**GIVEN PROBLEM 1:** In the devotional passage below, how far were the fair grounds from the grandparents' house?
**GIVEN PROBLEM 2:** Extend the devotional passage below, not the material, by writing on from its final sentence.

Conflict and Courage p. 156
—–We will be leaving Sunday to attend Ronnie Jay’s wedding in a far away state. Please pray that we have safe travels. Also, there will be no devotional until the 26th or shortly thereafter. In addition, Ron sprained his ankle last night which will make traveling difficult. Rose
—–Praise—I have an unspoken praise and I thank God for His mercy. E
When I was a little girl, my mother used to take me to the carnival. The fair grounds were at that time only about a mile from my grandparents’ house, so it was not far to walk. The carnival was a place of wonderment for me. Rides that I would never think of going on loomed overhead. Little kiddie rides that I enjoyed, “fishing” for a prize, watching my mother shoot a rife and getting to choose the prize, rough looking men hawking their wares, watching a man swallow a sword, and other wonders captivated my attention.

**DATA SECTION:**
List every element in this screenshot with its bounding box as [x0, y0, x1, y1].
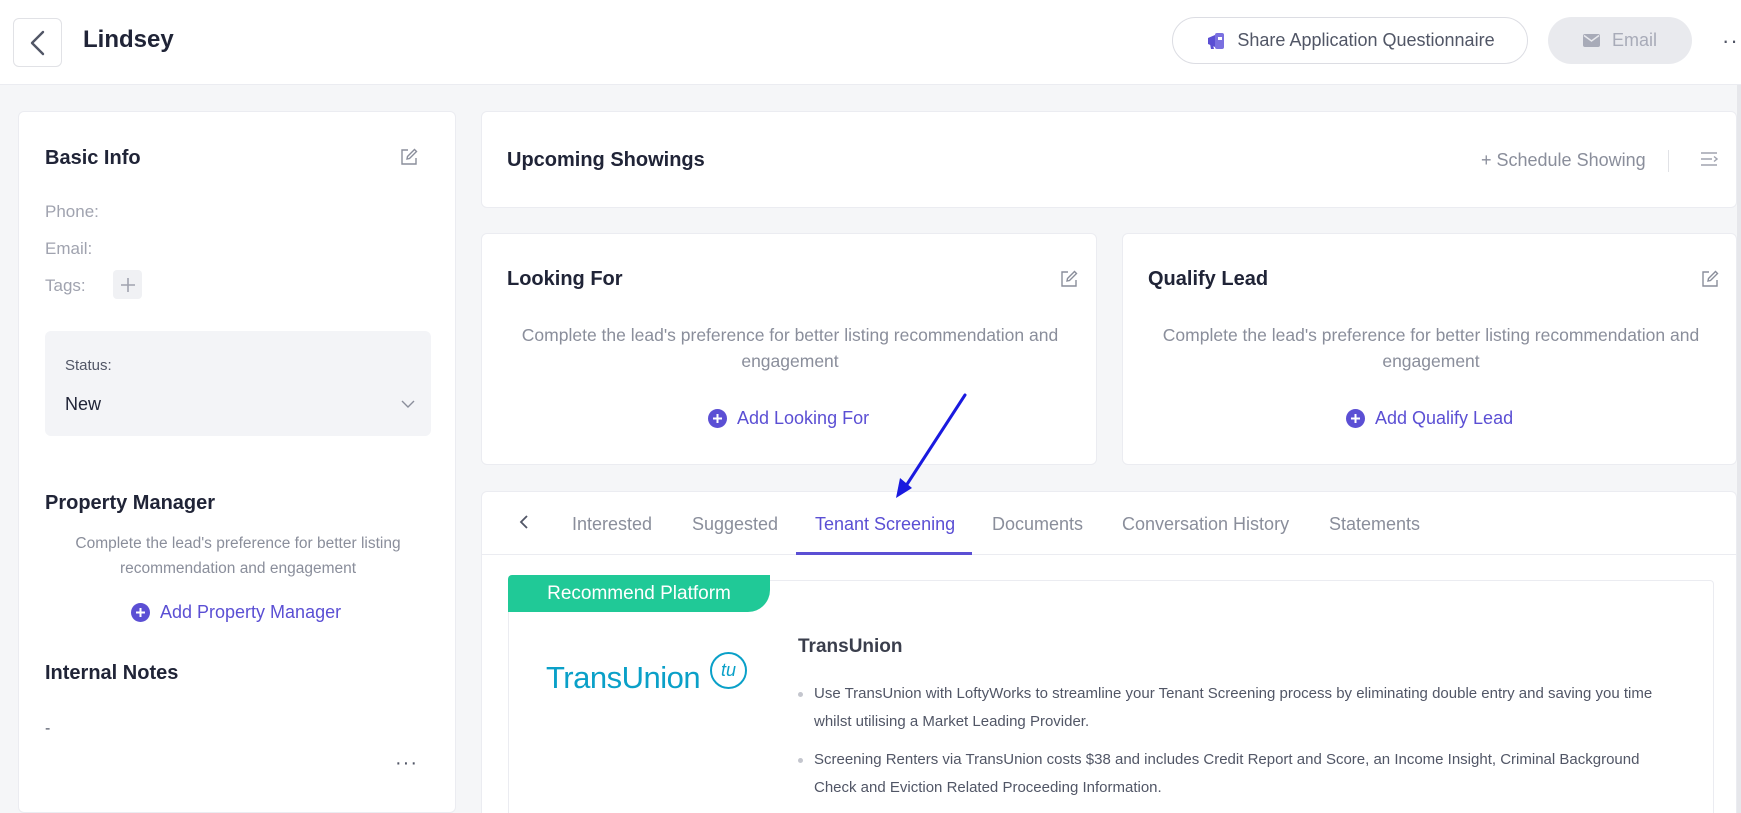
- recommend-badge: Recommend Platform: [508, 575, 770, 612]
- add-qualify-lead-label: Add Qualify Lead: [1375, 408, 1514, 428]
- megaphone-icon: [1208, 32, 1225, 49]
- share-questionnaire-button[interactable]: Share Application Questionnaire: [1172, 17, 1528, 64]
- chevron-down-icon: [401, 400, 415, 408]
- scrollbar[interactable]: [1737, 85, 1741, 813]
- upcoming-showings-title: Upcoming Showings: [507, 149, 705, 171]
- plus-circle-icon: [131, 603, 150, 622]
- tab-interested[interactable]: Interested: [572, 514, 652, 535]
- active-tab-indicator: [796, 552, 972, 555]
- divider: [1668, 150, 1669, 172]
- internal-notes-title: Internal Notes: [45, 662, 179, 684]
- upcoming-showings-card: Upcoming Showings + Schedule Showing: [481, 111, 1737, 208]
- transunion-logo-mark: tu: [710, 652, 747, 689]
- edit-icon[interactable]: [400, 148, 418, 166]
- add-looking-for-label: Add Looking For: [737, 408, 870, 428]
- email-button[interactable]: Email: [1548, 17, 1692, 64]
- share-questionnaire-label: Share Application Questionnaire: [1237, 30, 1495, 50]
- list-icon[interactable]: [1700, 151, 1718, 167]
- tab-bar: Interested Suggested Tenant Screening Do…: [482, 492, 1738, 555]
- platform-features: Use TransUnion with LoftyWorks to stream…: [798, 680, 1678, 812]
- schedule-showing-button[interactable]: + Schedule Showing: [1481, 150, 1646, 171]
- add-tag-button[interactable]: [113, 270, 142, 299]
- email-field-label: Email:: [45, 239, 93, 258]
- qualify-lead-hint: Complete the lead's preference for bette…: [1162, 325, 1700, 371]
- plus-icon: [120, 277, 135, 292]
- add-qualify-lead-link[interactable]: Add Qualify Lead: [1346, 408, 1513, 429]
- qualify-lead-card: Qualify Lead Complete the lead's prefere…: [1122, 233, 1737, 465]
- plus-circle-icon: [708, 409, 727, 428]
- edit-icon[interactable]: [1701, 270, 1719, 288]
- looking-for-hint: Complete the lead's preference for bette…: [521, 325, 1059, 371]
- status-box: Status: New: [45, 331, 431, 436]
- platform-name: TransUnion: [798, 636, 903, 657]
- status-label: Status:: [65, 357, 112, 374]
- notes-more-button[interactable]: ···: [395, 752, 418, 775]
- add-property-manager-label: Add Property Manager: [160, 602, 342, 622]
- email-label: Email: [1611, 30, 1657, 50]
- tab-statements[interactable]: Statements: [1329, 514, 1420, 535]
- plus-circle-icon: [1346, 409, 1365, 428]
- annotation-arrow-icon: [896, 393, 967, 498]
- status-select[interactable]: New: [65, 389, 415, 419]
- property-manager-title: Property Manager: [45, 492, 216, 514]
- chevron-left-icon[interactable]: [518, 512, 530, 532]
- basic-info-title: Basic Info: [45, 147, 141, 169]
- phone-label: Phone:: [45, 202, 99, 221]
- tab-tenant-screening[interactable]: Tenant Screening: [815, 514, 955, 535]
- status-value: New: [65, 393, 102, 414]
- top-bar: Lindsey Share Application Questionnaire …: [0, 0, 1741, 85]
- tab-conversation-history[interactable]: Conversation History: [1122, 514, 1289, 535]
- add-looking-for-link[interactable]: Add Looking For: [708, 408, 869, 429]
- add-property-manager-link[interactable]: Add Property Manager: [131, 602, 341, 623]
- tags-label: Tags:: [45, 276, 86, 295]
- page-title: Lindsey: [83, 26, 174, 53]
- tab-documents[interactable]: Documents: [992, 514, 1083, 535]
- lead-info-panel: Basic Info Phone: Email: Tags: Status: N…: [18, 111, 456, 813]
- lead-tabs-card: Interested Suggested Tenant Screening Do…: [481, 491, 1738, 813]
- looking-for-card: Looking For Complete the lead's preferen…: [481, 233, 1097, 465]
- feature-item: Screening Renters via TransUnion costs $…: [798, 746, 1678, 802]
- mail-icon: [1582, 34, 1600, 47]
- internal-notes-value: -: [45, 720, 51, 737]
- feature-item: Use TransUnion with LoftyWorks to stream…: [798, 680, 1678, 736]
- tab-suggested[interactable]: Suggested: [692, 514, 778, 535]
- back-arrow-icon: [30, 30, 44, 55]
- property-manager-hint: Complete the lead's preference for bette…: [75, 535, 401, 577]
- transunion-logo: TransUnion tu: [546, 652, 747, 696]
- looking-for-title: Looking For: [507, 268, 623, 290]
- edit-icon[interactable]: [1060, 270, 1078, 288]
- back-button[interactable]: [13, 18, 62, 67]
- more-actions-button[interactable]: ···: [1722, 28, 1741, 54]
- transunion-logo-text: TransUnion: [546, 660, 701, 695]
- qualify-lead-title: Qualify Lead: [1148, 268, 1269, 290]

**WRITTEN RESPONSE 1:** About a mile.

**WRITTEN RESPONSE 2:**
As we were walking along, my mother saw the House of Mirrors. Curious, she paid the entrance fee. When we got inside, there were mirrors of all types. When we stood in front of one, we looked very tall and skinny. Another one made us look very short and fat. Still another, made us look misshapen. I laughed and laughed. We entered a corridor of mirrors and soon we were lost in a maze. It was impossible to find our way out by sight. The mirrors were set up in such a way that we could see many reflections of ourselves, but not the way out. I felt panic-stricken! After a time of attempting to find the exit, my mother began to panic too. That scared me even more. Finally, she got the idea of feeling her way along the maze. That worked! Once on the outside, we determined never to enter a maze of mirrors again.
How often life is like that maze of mirrors. Without the our Great Redeemer’s guidance, we become lost in the tangle of trials and troubles of our own making. Without His special leading, we can get ourselves into circumstances where there seems to be no way out. The more we try to extricate ourselves from the situation, getting deeper we get in the trap.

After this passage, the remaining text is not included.